## Work instructions
Please copy out the entries starting at the line that contains "Patent image size: (753, 1200)." and ending at the line that contains "The positive electrode current collector 600 is at", swapping "bending" for "folding" and leaving everything else unchanged.

## Task input
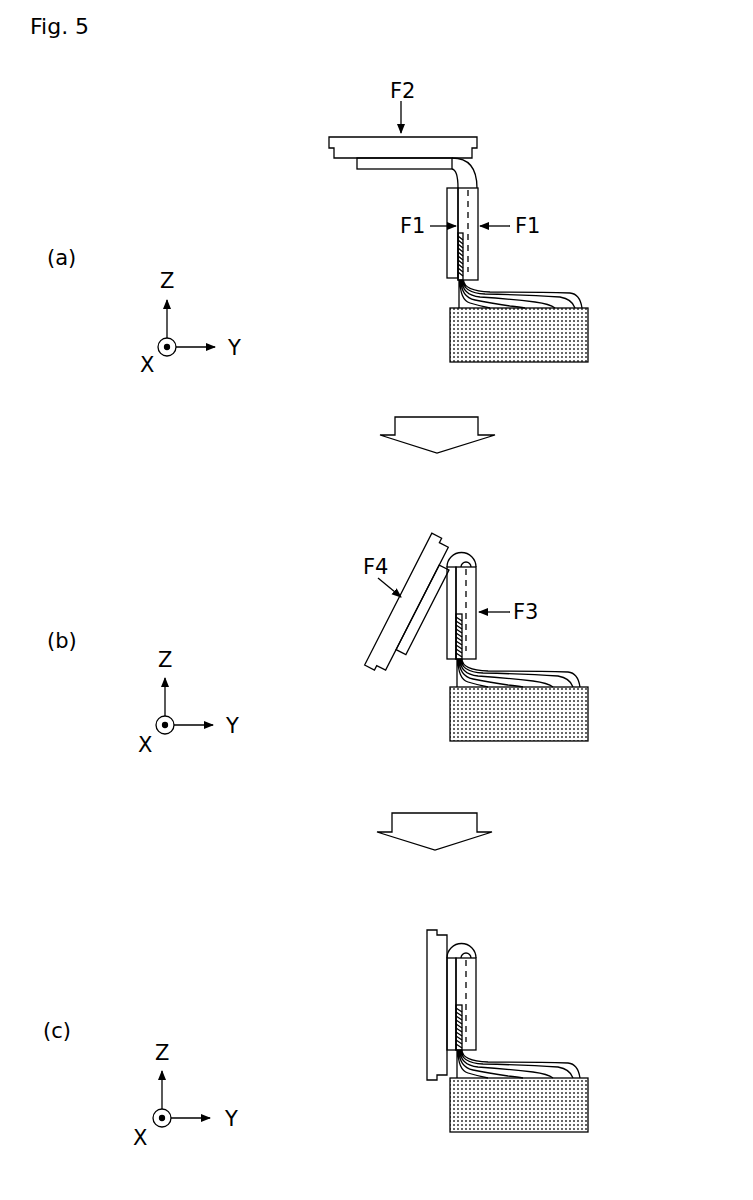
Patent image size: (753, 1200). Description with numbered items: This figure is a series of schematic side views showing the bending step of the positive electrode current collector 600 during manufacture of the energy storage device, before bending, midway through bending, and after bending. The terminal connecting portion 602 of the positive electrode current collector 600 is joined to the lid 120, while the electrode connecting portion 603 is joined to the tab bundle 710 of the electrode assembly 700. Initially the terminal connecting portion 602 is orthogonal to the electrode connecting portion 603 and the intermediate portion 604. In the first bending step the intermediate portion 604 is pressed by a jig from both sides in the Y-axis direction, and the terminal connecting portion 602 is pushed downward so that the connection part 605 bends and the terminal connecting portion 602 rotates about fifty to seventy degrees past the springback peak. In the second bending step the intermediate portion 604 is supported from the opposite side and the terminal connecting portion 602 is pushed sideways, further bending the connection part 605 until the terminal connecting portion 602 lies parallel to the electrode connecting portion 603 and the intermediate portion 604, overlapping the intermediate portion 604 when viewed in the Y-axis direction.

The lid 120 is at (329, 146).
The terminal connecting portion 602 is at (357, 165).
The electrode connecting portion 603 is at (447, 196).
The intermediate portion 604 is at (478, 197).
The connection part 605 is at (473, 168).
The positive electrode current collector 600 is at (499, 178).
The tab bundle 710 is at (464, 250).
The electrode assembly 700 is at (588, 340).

---

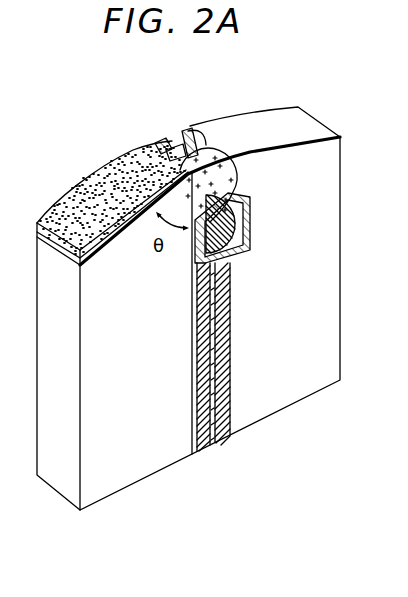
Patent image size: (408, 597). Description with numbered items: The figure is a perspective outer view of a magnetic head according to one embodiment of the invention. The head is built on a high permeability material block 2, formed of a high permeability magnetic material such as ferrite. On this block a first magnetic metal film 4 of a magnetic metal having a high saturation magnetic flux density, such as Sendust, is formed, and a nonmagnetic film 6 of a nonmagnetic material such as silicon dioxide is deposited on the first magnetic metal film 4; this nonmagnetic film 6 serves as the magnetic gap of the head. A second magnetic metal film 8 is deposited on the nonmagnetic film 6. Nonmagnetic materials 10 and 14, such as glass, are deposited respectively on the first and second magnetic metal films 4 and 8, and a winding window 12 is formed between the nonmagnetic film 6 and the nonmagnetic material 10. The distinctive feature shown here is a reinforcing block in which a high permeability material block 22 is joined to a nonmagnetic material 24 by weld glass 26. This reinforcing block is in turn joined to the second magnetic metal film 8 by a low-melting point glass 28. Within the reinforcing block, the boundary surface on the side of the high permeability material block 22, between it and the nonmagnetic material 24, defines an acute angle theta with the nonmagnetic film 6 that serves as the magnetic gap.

==

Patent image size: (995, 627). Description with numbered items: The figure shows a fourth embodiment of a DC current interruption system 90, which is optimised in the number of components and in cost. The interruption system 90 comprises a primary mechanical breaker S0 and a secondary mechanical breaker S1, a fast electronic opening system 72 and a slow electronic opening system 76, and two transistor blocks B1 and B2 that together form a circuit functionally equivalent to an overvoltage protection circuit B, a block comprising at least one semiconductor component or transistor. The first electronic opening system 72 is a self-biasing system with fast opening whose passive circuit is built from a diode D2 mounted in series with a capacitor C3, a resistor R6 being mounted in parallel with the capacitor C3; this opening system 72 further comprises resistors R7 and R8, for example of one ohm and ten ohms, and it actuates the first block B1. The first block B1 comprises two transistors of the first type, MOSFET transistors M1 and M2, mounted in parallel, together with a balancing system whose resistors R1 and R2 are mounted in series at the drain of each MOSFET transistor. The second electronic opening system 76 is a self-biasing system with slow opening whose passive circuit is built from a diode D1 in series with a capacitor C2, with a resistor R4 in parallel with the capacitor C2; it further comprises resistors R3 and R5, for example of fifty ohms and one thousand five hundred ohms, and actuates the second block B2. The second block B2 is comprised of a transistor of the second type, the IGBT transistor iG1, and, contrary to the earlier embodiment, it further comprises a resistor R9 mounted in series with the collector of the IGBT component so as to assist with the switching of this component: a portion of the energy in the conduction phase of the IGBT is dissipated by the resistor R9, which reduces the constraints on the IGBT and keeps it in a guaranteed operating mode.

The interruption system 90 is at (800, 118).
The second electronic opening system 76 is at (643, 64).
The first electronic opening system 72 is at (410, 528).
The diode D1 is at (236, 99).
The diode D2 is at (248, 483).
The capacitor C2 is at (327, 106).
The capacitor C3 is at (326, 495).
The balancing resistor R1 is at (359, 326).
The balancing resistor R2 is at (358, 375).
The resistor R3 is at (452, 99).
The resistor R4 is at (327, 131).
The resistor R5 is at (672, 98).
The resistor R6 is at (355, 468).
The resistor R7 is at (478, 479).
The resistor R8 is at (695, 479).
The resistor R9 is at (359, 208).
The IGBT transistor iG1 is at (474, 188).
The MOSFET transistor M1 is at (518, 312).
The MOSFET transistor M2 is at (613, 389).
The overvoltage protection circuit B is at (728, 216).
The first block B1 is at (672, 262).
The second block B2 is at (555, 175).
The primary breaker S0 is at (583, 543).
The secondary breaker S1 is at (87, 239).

## Problem solution
Patent image size: (753, 1200). Description with numbered items: This figure is a series of schematic side views showing the folding step of the positive electrode current collector 600 during manufacture of the energy storage device, before folding, midway through folding, and after folding. The terminal connecting portion 602 of the positive electrode current collector 600 is joined to the lid 120, while the electrode connecting portion 603 is joined to the tab bundle 710 of the electrode assembly 700. Initially the terminal connecting portion 602 is orthogonal to the electrode connecting portion 603 and the intermediate portion 604. In the first folding step the intermediate portion 604 is pressed by a jig from both sides in the Y-axis direction, and the terminal connecting portion 602 is pushed downward so that the connection part 605 bends and the terminal connecting portion 602 rotates about fifty to seventy degrees past the springback peak. In the second folding step the intermediate portion 604 is supported from the opposite side and the terminal connecting portion 602 is pushed sideways, further folding the connection part 605 until the terminal connecting portion 602 lies parallel to the electrode connecting portion 603 and the intermediate portion 604, overlapping the intermediate portion 604 when viewed in the Y-axis direction.

The lid 120 is at (329, 146).
The terminal connecting portion 602 is at (357, 165).
The electrode connecting portion 603 is at (447, 196).
The intermediate portion 604 is at (478, 197).
The connection part 605 is at (473, 168).
The positive electrode current collector 600 is at (499, 178).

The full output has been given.